Expanding: $L = \mathbf{w}^\top \mathbf{X}^\top \mathbf{X} \mathbf{w} - 2\mathbf{y}^\top \mathbf{X} \mathbf{w} + \mathbf{y}^\top \mathbf{y}$

Taking the gradient with respect to $\mathbf{w}$:

$$\nabla_\mathbf{w} L = 2\mathbf{X}^\top \mathbf{X} \mathbf{w} - 2\mathbf{X}^\top \mathbf{y}$$

Setting to zero: $\mathbf{X}^\top \mathbf{X} \mathbf{w}^* = \mathbf{X}^\top \mathbf{y}$ — the normal equations.

The solution $\mathbf{w}^* = (\mathbf{X}^\top \mathbf{X})^{-1} \mathbf{X}^\top \mathbf{y}$ is the pseudoinverse projection. The condition number of $\mathbf{X}^\top \mathbf{X}$ determines numerical stability — and this is why regularization (adding $\lambda \mathbf{I}$) helps.

def ols_gradient(X: np.ndarray, y: np.ndarray, w: np.ndarray) -> np.ndarray:
    """Compute the gradient of the OLS loss.

    L(w) = ||Xw - y||^2
    ∇L = 2 X^T (Xw - y)

Required work.
a. In the least-squares derivation, what does the condition number of $\mathbf{X}^\top \mathbf{X}$ determine?
b. Pick up the least-squares derivation after its last line and carry it on.

Data extract.

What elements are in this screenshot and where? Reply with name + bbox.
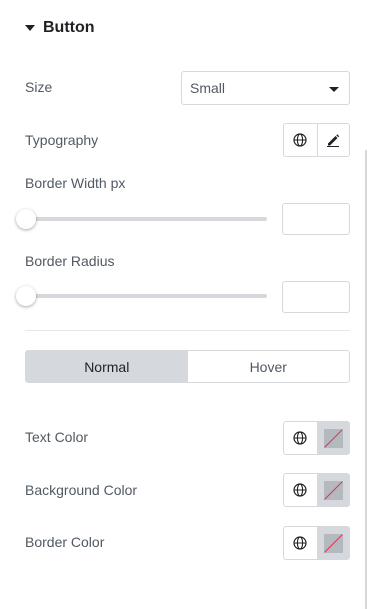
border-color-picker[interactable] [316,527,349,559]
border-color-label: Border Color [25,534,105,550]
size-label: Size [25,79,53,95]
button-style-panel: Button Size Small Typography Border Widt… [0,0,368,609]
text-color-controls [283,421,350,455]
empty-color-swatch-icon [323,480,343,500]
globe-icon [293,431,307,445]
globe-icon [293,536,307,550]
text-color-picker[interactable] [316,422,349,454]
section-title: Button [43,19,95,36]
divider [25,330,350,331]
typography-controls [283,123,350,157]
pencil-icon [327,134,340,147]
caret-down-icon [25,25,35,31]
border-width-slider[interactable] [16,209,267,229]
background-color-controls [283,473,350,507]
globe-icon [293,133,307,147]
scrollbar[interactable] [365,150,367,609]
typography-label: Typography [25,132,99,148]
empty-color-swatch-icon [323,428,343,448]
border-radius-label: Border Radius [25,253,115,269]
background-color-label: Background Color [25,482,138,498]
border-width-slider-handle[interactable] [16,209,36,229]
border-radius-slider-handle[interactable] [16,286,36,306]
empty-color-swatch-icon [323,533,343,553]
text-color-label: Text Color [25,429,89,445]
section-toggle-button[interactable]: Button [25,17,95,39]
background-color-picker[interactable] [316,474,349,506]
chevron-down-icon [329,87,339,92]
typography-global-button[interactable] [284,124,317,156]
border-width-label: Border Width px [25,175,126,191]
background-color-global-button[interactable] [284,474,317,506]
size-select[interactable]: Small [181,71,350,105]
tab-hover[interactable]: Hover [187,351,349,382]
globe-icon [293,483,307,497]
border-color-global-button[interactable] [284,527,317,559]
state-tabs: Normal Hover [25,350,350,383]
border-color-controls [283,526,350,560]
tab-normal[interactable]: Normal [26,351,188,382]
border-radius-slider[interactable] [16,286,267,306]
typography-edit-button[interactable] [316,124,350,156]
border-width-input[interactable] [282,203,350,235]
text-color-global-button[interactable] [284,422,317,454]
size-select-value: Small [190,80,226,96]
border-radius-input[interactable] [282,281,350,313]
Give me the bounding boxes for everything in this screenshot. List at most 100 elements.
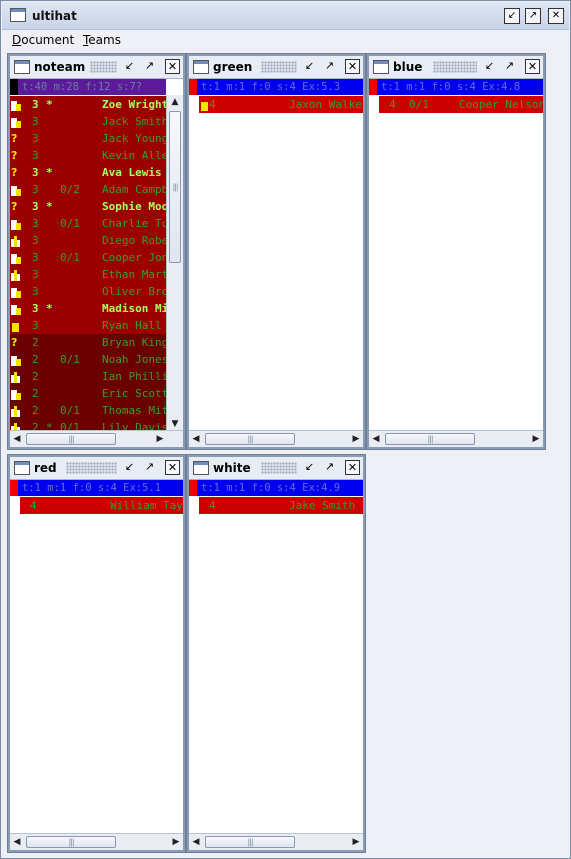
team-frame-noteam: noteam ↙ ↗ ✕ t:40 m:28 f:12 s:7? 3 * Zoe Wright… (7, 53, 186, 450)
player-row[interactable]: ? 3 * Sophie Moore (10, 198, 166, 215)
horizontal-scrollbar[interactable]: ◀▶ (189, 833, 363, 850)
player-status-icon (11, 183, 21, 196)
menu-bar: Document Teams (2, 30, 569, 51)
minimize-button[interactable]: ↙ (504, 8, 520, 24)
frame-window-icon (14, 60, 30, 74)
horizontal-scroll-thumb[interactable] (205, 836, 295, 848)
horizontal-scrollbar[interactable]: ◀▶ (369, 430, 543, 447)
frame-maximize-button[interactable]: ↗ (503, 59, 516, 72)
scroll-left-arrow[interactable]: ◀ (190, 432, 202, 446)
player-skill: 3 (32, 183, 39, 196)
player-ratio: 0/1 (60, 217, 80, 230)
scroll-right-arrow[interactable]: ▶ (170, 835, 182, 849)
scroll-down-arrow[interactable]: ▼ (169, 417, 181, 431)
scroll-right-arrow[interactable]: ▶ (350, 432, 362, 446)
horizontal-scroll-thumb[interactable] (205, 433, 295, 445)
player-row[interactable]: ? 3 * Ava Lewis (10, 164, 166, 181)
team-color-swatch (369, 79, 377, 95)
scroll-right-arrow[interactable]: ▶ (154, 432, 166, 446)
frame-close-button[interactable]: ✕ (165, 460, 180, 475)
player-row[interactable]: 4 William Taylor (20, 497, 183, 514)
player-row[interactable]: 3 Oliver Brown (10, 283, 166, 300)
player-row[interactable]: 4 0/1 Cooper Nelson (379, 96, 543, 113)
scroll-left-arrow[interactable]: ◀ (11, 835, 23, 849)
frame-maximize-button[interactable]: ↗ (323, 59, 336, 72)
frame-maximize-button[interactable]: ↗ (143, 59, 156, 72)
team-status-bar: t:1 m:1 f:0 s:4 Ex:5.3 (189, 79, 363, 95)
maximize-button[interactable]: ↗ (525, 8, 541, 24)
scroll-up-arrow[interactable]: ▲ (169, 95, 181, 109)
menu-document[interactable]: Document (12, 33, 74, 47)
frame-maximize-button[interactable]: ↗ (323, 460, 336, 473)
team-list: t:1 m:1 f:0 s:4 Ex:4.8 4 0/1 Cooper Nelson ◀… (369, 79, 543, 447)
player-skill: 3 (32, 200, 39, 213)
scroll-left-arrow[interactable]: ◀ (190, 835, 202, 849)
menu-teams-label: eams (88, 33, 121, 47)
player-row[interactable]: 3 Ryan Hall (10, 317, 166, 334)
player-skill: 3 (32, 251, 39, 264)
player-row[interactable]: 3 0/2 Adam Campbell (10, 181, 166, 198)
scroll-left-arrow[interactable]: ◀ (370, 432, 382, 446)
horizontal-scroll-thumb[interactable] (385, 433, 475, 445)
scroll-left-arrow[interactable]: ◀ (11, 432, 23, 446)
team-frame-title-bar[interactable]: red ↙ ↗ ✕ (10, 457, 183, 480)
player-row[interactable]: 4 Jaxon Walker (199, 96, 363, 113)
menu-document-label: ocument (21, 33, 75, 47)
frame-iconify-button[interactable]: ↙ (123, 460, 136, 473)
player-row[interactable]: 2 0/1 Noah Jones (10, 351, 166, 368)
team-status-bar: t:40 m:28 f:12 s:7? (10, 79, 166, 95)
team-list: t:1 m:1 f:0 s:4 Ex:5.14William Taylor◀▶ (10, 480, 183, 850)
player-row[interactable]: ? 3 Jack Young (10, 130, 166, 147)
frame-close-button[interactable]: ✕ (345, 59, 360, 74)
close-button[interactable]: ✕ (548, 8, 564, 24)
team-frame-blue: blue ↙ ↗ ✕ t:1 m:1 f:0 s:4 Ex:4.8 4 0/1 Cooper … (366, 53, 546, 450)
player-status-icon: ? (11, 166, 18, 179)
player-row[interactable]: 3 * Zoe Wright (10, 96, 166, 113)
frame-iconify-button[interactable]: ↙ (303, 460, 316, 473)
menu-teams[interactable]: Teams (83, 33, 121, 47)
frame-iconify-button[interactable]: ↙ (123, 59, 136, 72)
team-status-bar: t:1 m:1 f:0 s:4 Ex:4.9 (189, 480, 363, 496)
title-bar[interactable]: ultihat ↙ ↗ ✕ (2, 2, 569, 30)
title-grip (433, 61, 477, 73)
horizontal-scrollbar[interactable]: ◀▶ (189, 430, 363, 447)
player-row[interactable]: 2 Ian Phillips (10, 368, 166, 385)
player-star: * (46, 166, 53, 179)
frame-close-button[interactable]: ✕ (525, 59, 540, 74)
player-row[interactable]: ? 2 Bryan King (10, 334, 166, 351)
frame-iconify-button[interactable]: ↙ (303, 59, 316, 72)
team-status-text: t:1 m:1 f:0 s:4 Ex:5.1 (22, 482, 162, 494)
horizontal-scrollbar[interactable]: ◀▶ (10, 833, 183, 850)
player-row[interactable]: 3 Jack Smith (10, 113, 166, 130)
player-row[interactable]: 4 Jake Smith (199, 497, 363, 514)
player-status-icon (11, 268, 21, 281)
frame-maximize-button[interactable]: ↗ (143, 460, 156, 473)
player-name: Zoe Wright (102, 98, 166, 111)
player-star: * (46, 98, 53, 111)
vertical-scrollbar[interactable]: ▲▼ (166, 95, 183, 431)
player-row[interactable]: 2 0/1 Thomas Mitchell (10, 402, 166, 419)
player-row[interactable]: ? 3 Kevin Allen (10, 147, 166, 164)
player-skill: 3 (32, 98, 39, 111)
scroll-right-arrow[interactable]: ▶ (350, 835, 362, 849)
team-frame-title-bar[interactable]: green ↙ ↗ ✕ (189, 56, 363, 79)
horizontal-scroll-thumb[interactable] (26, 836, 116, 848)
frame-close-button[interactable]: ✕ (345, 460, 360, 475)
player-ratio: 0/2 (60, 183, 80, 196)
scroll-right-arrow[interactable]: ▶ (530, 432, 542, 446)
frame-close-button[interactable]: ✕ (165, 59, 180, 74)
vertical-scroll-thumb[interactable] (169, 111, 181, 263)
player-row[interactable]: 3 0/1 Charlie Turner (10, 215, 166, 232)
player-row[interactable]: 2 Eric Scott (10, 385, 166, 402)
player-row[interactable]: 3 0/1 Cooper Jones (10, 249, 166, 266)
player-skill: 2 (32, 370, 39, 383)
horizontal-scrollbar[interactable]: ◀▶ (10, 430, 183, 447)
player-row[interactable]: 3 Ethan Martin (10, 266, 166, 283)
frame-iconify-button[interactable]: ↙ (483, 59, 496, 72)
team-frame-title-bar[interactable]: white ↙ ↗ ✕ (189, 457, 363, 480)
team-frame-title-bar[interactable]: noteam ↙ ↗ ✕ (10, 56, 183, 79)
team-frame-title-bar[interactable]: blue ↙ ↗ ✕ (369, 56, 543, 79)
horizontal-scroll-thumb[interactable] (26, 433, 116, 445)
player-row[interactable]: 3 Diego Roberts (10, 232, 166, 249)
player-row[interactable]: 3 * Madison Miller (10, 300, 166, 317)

Exercise answers.
a. It determines numerical stability.

b.
    Args:
        X: Data matrix (n, d).
        y: Target vector (n,).
        w: Weight vector (d,).

    Returns:
        Gradient vector (d,).
    """
    residual = X @ w - y
    return 2 * X.T @ residual

# Verify: gradient is zero at the OLS solution
rng = np.random.default_rng(42)
X = rng.standard_normal((100, 5))
y = X @ np.array([1.0, 2.0, 3.0, -1.0, 0.5]) + 0.1 * rng.standard_normal(100)

# Closed-form solution
w_star = np.linalg.solve(X.T @ X, X.T @ y)

# Gradient at the solution should be ~zero
grad_at_optimum = ols_gradient(X, y, w_star)
print(f"||gradient at w*||: {np.linalg.norm(grad_at_optimum):.2e}")
# Should be ~1e-13 (numerical precision)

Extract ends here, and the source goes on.